[Figure dataset records]
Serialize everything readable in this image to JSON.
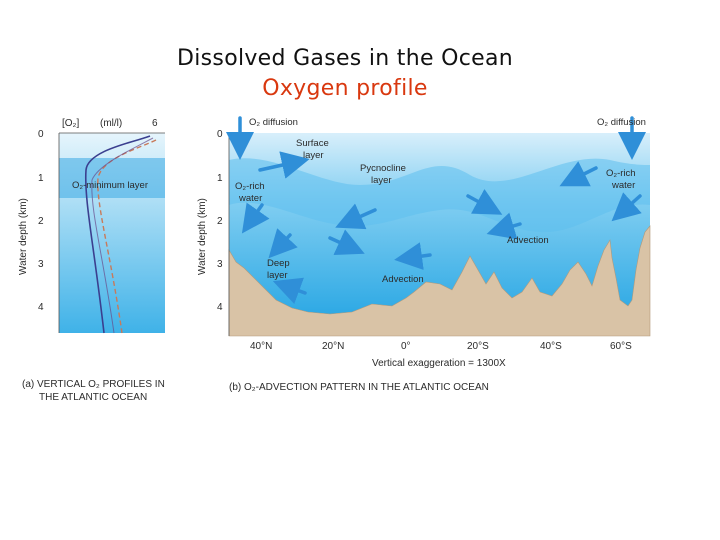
{
  "slide": {
    "title": "Dissolved Gases in the Ocean",
    "subtitle": "Oxygen profile"
  },
  "panel_a": {
    "header_var": "[O₂]",
    "header_unit": "(ml/l)",
    "header_max": "6",
    "y_axis_label": "Water depth (km)",
    "depth_ticks": [
      "0",
      "1",
      "2",
      "3",
      "4"
    ],
    "min_layer_label": "O₂-minimum layer",
    "caption_line1": "(a)  VERTICAL O₂ PROFILES IN",
    "caption_line2": "THE ATLANTIC OCEAN"
  },
  "panel_b": {
    "y_axis_label": "Water depth (km)",
    "depth_ticks": [
      "0",
      "1",
      "2",
      "3",
      "4"
    ],
    "labels": {
      "diffusion_left": "O₂ diffusion",
      "diffusion_right": "O₂ diffusion",
      "surface_1": "Surface",
      "surface_2": "layer",
      "pycnocline_1": "Pycnocline",
      "pycnocline_2": "layer",
      "o2_rich_left_1": "O₂-rich",
      "o2_rich_left_2": "water",
      "o2_rich_right_1": "O₂-rich",
      "o2_rich_right_2": "water",
      "advection_1": "Advection",
      "deep_1": "Deep",
      "deep_2": "layer",
      "advection_2": "Advection"
    },
    "latitude_ticks": [
      "40°N",
      "20°N",
      "0°",
      "20°S",
      "40°S",
      "60°S"
    ],
    "exaggeration": "Vertical exaggeration = 1300X",
    "caption": "(b)  O₂-ADVECTION PATTERN IN THE ATLANTIC OCEAN"
  },
  "colors": {
    "title": "#111111",
    "subtitle": "#d9380f",
    "ocean_light": "#d6eefb",
    "ocean_deep": "#29a8e4",
    "seafloor": "#d9c3a6",
    "arrow": "#2f8fd8",
    "profile_1": "#3b3f8f",
    "profile_2": "#c87a5a"
  }
}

**GOAL:** Every line of the data should be copied as it stands, without the images.

**TASK SOLUTION:**
Serialize everything readable in this image to JSON.
{
  "slide": {
    "title": "Dissolved Gases in the Ocean",
    "subtitle": "Oxygen profile"
  },
  "panel_a": {
    "header_var": "[O₂]",
    "header_unit": "(ml/l)",
    "header_max": "6",
    "y_axis_label": "Water depth (km)",
    "depth_ticks": [
      "0",
      "1",
      "2",
      "3",
      "4"
    ],
    "min_layer_label": "O₂-minimum layer",
    "caption_line1": "(a)  VERTICAL O₂ PROFILES IN",
    "caption_line2": "THE ATLANTIC OCEAN"
  },
  "panel_b": {
    "y_axis_label": "Water depth (km)",
    "depth_ticks": [
      "0",
      "1",
      "2",
      "3",
      "4"
    ],
    "labels": {
      "diffusion_left": "O₂ diffusion",
      "diffusion_right": "O₂ diffusion",
      "surface_1": "Surface",
      "surface_2": "layer",
      "pycnocline_1": "Pycnocline",
      "pycnocline_2": "layer",
      "o2_rich_left_1": "O₂-rich",
      "o2_rich_left_2": "water",
      "o2_rich_right_1": "O₂-rich",
      "o2_rich_right_2": "water",
      "advection_1": "Advection",
      "deep_1": "Deep",
      "deep_2": "layer",
      "advection_2": "Advection"
    },
    "latitude_ticks": [
      "40°N",
      "20°N",
      "0°",
      "20°S",
      "40°S",
      "60°S"
    ],
    "exaggeration": "Vertical exaggeration = 1300X",
    "caption": "(b)  O₂-ADVECTION PATTERN IN THE ATLANTIC OCEAN"
  },
  "colors": {
    "title": "#111111",
    "subtitle": "#d9380f",
    "ocean_light": "#d6eefb",
    "ocean_deep": "#29a8e4",
    "seafloor": "#d9c3a6",
    "arrow": "#2f8fd8",
    "profile_1": "#3b3f8f",
    "profile_2": "#c87a5a"
  }
}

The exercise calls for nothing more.